▶ **WHAT YOU WILL DO**:
Every line in the listing is to be echoed verbatim.

=-=-=-=-=

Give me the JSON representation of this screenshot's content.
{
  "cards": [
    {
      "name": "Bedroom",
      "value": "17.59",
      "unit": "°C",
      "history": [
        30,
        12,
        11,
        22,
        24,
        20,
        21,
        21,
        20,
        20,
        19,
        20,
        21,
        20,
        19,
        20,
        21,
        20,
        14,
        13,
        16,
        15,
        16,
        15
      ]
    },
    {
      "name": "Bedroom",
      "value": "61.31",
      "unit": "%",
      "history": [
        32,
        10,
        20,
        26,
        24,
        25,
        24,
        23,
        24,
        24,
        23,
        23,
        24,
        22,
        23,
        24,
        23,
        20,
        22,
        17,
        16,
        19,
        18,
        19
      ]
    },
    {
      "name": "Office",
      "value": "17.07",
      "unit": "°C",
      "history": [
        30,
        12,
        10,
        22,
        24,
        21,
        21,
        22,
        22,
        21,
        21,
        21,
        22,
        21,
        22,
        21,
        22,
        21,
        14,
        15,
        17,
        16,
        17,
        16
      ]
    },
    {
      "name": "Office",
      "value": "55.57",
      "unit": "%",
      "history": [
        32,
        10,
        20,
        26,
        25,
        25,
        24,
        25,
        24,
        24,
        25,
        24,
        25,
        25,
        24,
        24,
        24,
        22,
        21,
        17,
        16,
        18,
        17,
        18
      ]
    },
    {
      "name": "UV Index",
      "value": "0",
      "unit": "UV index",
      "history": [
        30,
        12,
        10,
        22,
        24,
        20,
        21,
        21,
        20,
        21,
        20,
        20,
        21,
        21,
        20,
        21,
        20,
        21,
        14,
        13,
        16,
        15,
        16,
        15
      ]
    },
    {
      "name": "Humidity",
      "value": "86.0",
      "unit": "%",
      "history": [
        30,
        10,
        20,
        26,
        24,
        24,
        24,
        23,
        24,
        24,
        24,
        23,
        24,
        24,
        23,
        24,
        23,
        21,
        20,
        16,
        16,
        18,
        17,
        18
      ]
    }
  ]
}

=-=-=-=-=

▶ **FULL SOLUTION**:
Give me the JSON representation of this screenshot's content.
{
  "cards": [
    {
      "name": "Bedroom",
      "value": "17.59",
      "unit": "°C",
      "history": [
        30,
        12,
        11,
        22,
        24,
        20,
        21,
        21,
        20,
        20,
        19,
        20,
        21,
        20,
        19,
        20,
        21,
        20,
        14,
        13,
        16,
        15,
        16,
        15
      ]
    },
    {
      "name": "Bedroom",
      "value": "61.31",
      "unit": "%",
      "history": [
        32,
        10,
        20,
        26,
        24,
        25,
        24,
        23,
        24,
        24,
        23,
        23,
        24,
        22,
        23,
        24,
        23,
        20,
        22,
        17,
        16,
        19,
        18,
        19
      ]
    },
    {
      "name": "Office",
      "value": "17.07",
      "unit": "°C",
      "history": [
        30,
        12,
        10,
        22,
        24,
        21,
        21,
        22,
        22,
        21,
        21,
        21,
        22,
        21,
        22,
        21,
        22,
        21,
        14,
        15,
        17,
        16,
        17,
        16
      ]
    },
    {
      "name": "Office",
      "value": "55.57",
      "unit": "%",
      "history": [
        32,
        10,
        20,
        26,
        25,
        25,
        24,
        25,
        24,
        24,
        25,
        24,
        25,
        25,
        24,
        24,
        24,
        22,
        21,
        17,
        16,
        18,
        17,
        18
      ]
    },
    {
      "name": "UV Index",
      "value": "0",
      "unit": "UV index",
      "history": [
        30,
        12,
        10,
        22,
        24,
        20,
        21,
        21,
        20,
        21,
        20,
        20,
        21,
        21,
        20,
        21,
        20,
        21,
        14,
        13,
        16,
        15,
        16,
        15
      ]
    },
    {
      "name": "Humidity",
      "value": "86.0",
      "unit": "%",
      "history": [
        30,
        10,
        20,
        26,
        24,
        24,
        24,
        23,
        24,
        24,
        24,
        23,
        24,
        24,
        23,
        24,
        23,
        21,
        20,
        16,
        16,
        18,
        17,
        18
      ]
    }
  ]
}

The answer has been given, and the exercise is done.